▸ **TASK**
Within the material below, find each line bearing the word "Rate" and present it.
-*-
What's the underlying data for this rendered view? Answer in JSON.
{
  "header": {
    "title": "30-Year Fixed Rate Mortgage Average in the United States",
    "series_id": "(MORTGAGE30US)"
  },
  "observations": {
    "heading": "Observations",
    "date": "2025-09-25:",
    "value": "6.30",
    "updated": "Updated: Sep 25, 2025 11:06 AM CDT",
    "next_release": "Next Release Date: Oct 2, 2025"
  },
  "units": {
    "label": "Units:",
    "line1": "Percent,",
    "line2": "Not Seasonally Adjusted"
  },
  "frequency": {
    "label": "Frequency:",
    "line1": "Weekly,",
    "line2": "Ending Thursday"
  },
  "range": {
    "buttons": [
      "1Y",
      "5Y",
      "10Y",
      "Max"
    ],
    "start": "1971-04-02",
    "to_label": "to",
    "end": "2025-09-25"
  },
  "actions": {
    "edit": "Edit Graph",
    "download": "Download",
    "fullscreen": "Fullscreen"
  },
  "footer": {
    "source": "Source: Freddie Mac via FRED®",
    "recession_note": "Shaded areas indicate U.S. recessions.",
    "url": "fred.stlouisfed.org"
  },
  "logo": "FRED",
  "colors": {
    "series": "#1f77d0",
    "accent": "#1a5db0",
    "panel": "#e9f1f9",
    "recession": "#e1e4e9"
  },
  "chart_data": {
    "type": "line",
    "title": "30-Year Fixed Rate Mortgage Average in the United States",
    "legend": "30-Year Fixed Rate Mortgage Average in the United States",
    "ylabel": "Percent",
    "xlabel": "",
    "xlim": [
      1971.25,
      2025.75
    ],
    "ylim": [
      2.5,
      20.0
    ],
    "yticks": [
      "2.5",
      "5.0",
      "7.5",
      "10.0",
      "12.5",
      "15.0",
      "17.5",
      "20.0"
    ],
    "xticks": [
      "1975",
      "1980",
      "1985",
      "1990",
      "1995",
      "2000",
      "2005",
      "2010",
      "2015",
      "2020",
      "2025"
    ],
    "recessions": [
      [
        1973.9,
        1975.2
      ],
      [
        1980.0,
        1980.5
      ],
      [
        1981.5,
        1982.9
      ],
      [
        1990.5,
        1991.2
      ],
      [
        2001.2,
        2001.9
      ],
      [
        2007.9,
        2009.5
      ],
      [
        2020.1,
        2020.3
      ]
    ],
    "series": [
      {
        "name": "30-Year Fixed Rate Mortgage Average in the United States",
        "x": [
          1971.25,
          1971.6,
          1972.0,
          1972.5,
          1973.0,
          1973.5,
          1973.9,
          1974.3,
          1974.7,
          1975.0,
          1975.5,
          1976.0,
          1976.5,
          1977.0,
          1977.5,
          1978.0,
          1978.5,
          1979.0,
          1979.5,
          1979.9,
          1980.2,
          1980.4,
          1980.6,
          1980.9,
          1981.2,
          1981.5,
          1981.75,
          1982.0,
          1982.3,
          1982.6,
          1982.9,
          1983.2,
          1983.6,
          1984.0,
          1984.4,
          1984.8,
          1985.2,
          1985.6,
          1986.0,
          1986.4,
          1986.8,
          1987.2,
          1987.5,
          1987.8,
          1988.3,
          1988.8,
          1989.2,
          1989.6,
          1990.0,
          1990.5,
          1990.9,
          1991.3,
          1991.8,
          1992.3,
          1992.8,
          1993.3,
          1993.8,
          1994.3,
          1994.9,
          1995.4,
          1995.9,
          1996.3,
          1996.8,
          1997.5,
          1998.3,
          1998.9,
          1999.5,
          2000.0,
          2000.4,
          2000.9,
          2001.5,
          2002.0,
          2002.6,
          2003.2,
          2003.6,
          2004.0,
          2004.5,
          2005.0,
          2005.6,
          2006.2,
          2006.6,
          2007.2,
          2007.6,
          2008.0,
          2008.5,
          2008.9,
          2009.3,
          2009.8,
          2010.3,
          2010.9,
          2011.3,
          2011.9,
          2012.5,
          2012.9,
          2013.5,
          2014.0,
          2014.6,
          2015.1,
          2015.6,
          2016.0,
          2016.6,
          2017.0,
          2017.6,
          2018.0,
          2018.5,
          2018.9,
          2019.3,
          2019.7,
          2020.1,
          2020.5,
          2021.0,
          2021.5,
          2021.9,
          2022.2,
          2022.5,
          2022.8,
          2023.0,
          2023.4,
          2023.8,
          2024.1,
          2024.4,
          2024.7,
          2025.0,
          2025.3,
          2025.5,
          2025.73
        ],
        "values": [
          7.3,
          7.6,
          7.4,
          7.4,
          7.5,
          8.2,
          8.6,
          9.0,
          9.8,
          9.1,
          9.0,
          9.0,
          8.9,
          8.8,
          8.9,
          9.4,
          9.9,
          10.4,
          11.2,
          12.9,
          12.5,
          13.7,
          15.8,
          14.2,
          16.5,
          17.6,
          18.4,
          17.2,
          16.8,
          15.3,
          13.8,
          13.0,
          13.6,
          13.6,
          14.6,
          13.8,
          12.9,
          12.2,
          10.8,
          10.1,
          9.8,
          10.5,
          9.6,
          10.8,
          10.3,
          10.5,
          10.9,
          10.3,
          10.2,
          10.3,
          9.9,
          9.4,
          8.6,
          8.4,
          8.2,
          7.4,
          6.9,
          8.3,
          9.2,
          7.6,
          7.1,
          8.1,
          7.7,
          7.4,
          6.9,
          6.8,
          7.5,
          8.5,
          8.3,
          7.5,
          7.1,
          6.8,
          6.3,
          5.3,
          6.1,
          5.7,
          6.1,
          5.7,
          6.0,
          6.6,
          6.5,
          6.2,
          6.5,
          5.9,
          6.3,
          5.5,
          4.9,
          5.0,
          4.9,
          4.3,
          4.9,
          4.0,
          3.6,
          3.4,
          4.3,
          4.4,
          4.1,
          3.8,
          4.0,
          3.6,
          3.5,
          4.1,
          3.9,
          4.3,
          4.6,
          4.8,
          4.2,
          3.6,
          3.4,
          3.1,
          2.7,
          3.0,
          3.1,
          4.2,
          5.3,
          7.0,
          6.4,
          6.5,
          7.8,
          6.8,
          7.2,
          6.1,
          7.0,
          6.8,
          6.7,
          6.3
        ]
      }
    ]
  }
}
-*-
▸ **ANSWER TO THIS PROBLEM**
    "title": "30-Year Fixed Rate Mortgage Average in the United States",
    "title": "30-Year Fixed Rate Mortgage Average in the United States",
    "legend": "30-Year Fixed Rate Mortgage Average in the United States",
        "name": "30-Year Fixed Rate Mortgage Average in the United States",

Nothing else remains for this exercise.